Take the material and output all of it exactly.

* start Records supplied *

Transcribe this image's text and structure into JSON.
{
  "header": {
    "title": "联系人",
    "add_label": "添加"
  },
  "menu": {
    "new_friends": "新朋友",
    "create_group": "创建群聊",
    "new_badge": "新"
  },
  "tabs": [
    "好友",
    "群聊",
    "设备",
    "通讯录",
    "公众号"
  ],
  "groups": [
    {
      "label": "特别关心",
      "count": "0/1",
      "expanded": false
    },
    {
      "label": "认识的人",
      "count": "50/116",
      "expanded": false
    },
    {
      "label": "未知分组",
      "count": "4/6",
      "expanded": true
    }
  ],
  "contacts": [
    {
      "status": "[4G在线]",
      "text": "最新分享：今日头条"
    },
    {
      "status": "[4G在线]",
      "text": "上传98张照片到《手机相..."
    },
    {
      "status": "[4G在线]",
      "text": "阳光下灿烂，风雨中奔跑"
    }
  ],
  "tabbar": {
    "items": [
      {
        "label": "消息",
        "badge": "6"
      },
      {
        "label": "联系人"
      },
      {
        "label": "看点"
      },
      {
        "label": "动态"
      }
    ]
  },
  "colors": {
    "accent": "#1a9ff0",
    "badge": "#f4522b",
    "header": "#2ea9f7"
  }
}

* end Records supplied *

## Exercise solution
Transcribe this image's text and structure into JSON.
{
  "header": {
    "title": "联系人",
    "add_label": "添加"
  },
  "menu": {
    "new_friends": "新朋友",
    "create_group": "创建群聊",
    "new_badge": "新"
  },
  "tabs": [
    "好友",
    "群聊",
    "设备",
    "通讯录",
    "公众号"
  ],
  "groups": [
    {
      "label": "特别关心",
      "count": "0/1",
      "expanded": false
    },
    {
      "label": "认识的人",
      "count": "50/116",
      "expanded": false
    },
    {
      "label": "未知分组",
      "count": "4/6",
      "expanded": true
    }
  ],
  "contacts": [
    {
      "status": "[4G在线]",
      "text": "最新分享：今日头条"
    },
    {
      "status": "[4G在线]",
      "text": "上传98张照片到《手机相..."
    },
    {
      "status": "[4G在线]",
      "text": "阳光下灿烂，风雨中奔跑"
    }
  ],
  "tabbar": {
    "items": [
      {
        "label": "消息",
        "badge": "6"
      },
      {
        "label": "联系人"
      },
      {
        "label": "看点"
      },
      {
        "label": "动态"
      }
    ]
  },
  "colors": {
    "accent": "#1a9ff0",
    "badge": "#f4522b",
    "header": "#2ea9f7"
  }
}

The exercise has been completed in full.